══ Provided information ══

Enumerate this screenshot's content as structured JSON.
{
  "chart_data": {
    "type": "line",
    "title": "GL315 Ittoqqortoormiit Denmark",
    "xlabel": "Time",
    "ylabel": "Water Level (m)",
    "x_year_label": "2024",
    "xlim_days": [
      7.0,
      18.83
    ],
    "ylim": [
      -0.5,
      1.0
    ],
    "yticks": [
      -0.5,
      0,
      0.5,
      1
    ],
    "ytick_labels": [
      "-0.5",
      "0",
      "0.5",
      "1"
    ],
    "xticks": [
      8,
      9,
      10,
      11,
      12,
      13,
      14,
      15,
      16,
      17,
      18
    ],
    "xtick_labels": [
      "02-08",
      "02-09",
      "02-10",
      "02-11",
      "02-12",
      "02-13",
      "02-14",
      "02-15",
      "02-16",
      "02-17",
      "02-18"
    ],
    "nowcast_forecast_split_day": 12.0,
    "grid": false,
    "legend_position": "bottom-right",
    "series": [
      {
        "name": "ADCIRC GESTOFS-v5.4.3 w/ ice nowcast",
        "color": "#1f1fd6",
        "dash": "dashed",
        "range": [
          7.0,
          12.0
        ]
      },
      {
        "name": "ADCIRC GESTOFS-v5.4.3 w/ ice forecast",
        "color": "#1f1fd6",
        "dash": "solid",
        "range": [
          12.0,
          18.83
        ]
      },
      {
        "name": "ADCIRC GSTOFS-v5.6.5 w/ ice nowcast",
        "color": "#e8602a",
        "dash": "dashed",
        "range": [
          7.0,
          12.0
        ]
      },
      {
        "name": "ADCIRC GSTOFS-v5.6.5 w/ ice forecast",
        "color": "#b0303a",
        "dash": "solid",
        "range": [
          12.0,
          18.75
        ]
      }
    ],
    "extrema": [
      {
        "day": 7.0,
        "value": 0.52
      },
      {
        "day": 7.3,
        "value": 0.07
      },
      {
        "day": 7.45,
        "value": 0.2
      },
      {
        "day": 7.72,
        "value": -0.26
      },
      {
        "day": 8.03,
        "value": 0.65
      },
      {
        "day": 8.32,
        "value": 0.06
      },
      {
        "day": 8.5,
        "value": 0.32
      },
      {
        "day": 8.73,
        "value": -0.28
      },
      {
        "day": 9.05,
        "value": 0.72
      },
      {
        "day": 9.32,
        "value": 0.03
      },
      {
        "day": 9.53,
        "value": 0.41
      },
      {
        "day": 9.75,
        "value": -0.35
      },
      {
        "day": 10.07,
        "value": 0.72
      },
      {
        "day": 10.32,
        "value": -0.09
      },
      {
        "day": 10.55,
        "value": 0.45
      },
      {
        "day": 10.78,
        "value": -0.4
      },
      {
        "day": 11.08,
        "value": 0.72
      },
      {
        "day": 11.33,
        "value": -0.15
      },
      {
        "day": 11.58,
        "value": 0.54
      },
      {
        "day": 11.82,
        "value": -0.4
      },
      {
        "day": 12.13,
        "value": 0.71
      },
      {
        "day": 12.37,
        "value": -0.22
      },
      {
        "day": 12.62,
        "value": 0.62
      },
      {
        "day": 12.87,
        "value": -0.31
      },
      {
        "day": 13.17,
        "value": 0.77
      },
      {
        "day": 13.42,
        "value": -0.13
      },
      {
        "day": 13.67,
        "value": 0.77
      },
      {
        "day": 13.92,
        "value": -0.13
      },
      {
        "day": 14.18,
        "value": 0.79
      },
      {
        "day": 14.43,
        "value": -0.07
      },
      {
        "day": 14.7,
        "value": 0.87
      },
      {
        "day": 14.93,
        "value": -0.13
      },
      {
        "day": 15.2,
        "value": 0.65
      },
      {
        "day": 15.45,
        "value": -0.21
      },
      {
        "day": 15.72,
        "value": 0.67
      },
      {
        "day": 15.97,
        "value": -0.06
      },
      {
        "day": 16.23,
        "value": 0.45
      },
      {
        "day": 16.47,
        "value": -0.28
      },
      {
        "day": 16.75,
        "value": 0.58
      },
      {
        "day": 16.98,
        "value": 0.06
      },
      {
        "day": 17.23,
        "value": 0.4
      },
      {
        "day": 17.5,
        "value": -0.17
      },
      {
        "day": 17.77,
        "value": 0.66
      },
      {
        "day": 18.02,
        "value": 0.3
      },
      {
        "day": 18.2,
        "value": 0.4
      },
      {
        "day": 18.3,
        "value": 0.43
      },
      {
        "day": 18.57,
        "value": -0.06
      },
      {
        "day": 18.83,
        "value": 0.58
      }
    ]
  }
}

═══

* Job: Of the lines in the material, how many include "GSTOFS"? Respond with the number alone.

* Finished exercise: 2